Search the records that follow and extract every line containing the string "text".

>>>>>

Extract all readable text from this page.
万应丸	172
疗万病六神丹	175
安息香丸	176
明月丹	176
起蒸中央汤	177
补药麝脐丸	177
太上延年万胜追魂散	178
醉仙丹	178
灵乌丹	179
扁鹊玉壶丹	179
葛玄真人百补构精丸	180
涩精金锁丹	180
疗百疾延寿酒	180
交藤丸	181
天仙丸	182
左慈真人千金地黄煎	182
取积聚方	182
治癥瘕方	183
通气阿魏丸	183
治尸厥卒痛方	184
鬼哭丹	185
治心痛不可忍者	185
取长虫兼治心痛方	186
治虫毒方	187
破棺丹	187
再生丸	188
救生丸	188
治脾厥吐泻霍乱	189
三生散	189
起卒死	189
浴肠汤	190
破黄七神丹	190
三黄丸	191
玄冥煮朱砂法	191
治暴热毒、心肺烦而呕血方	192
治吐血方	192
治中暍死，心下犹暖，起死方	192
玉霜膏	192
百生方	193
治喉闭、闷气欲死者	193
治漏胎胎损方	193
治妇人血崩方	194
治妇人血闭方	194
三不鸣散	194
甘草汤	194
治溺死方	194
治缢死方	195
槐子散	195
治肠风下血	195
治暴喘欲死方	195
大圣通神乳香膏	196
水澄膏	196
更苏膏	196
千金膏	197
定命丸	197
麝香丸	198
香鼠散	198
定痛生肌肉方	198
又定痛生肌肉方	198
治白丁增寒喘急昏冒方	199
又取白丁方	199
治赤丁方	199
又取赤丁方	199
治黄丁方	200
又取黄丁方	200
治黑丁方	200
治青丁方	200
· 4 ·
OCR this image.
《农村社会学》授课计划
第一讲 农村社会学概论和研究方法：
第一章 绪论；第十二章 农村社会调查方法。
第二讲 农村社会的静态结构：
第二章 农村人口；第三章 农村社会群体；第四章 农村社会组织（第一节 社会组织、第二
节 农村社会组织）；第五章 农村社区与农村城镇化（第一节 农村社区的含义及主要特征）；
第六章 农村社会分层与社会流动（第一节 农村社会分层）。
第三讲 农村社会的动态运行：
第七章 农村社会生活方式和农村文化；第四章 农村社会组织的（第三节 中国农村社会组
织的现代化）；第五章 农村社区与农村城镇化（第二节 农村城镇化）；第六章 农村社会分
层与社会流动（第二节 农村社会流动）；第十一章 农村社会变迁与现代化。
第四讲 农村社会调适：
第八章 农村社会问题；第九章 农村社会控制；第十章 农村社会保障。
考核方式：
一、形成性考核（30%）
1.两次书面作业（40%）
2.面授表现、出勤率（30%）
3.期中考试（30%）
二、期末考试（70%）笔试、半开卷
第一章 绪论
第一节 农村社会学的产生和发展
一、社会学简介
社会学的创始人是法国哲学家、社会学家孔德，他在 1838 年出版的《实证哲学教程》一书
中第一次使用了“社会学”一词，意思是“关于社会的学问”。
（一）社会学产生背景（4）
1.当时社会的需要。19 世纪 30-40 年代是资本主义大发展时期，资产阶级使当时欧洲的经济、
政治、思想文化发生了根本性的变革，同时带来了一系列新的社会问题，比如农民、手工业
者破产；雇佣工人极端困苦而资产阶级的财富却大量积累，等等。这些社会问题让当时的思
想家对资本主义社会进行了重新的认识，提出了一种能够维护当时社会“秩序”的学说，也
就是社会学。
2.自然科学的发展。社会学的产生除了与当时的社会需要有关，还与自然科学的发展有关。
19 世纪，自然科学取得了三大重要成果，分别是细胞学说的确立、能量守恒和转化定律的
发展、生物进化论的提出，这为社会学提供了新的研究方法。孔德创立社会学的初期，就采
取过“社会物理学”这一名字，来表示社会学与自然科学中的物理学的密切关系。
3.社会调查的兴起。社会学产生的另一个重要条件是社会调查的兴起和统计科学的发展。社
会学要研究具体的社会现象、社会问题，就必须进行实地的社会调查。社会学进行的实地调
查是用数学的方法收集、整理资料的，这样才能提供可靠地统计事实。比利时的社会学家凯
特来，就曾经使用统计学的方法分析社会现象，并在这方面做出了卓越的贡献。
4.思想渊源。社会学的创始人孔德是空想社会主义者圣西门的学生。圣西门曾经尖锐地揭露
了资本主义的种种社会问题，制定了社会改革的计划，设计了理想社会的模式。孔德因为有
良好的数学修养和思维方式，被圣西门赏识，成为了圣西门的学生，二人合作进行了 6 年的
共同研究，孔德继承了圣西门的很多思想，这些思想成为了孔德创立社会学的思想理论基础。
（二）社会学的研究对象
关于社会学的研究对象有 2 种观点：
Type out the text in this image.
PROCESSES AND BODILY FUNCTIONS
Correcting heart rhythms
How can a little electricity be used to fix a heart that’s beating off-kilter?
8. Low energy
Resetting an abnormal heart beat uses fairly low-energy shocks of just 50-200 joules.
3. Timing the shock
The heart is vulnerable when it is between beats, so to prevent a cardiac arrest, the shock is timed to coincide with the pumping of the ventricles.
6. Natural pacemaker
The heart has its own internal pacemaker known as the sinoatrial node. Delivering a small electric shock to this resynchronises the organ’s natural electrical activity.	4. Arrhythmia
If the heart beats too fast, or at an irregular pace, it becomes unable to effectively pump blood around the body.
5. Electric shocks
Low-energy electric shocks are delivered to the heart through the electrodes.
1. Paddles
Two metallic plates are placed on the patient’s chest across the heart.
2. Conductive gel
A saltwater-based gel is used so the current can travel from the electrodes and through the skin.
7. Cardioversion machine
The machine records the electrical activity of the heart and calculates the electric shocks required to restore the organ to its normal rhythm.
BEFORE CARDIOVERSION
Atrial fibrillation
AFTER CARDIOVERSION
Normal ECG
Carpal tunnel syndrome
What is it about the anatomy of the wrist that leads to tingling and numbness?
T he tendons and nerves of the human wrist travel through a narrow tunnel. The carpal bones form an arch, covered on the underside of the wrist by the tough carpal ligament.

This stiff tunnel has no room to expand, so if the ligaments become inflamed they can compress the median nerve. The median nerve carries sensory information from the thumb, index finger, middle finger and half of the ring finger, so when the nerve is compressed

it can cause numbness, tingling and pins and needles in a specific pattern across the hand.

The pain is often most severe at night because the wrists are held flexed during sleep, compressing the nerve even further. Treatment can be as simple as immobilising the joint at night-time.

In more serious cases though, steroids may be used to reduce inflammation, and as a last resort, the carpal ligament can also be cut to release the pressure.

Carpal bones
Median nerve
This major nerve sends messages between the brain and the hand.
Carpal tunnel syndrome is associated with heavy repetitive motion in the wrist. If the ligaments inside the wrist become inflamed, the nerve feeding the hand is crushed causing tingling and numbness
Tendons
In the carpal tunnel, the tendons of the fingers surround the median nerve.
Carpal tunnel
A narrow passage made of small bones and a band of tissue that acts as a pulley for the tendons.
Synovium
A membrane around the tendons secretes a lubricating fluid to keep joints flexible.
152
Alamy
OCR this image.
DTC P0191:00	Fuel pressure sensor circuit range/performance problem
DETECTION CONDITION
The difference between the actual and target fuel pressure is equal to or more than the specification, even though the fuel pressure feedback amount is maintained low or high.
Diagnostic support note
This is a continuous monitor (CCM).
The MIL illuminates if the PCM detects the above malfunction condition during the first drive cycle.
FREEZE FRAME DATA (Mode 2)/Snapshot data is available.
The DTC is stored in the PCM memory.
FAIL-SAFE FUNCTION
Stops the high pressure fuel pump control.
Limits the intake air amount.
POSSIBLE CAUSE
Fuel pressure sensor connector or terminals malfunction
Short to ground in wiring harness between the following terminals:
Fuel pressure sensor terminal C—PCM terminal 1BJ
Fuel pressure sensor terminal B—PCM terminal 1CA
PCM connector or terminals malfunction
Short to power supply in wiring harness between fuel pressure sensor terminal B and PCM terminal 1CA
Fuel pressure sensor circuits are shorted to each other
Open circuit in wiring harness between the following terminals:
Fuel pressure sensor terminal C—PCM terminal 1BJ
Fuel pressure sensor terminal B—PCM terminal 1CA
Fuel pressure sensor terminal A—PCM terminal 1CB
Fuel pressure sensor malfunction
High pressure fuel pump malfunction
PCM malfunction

<<<<<

SOLUTION FOR THIS TASK -
Extract all readable text from this page.
Type out the text in this image.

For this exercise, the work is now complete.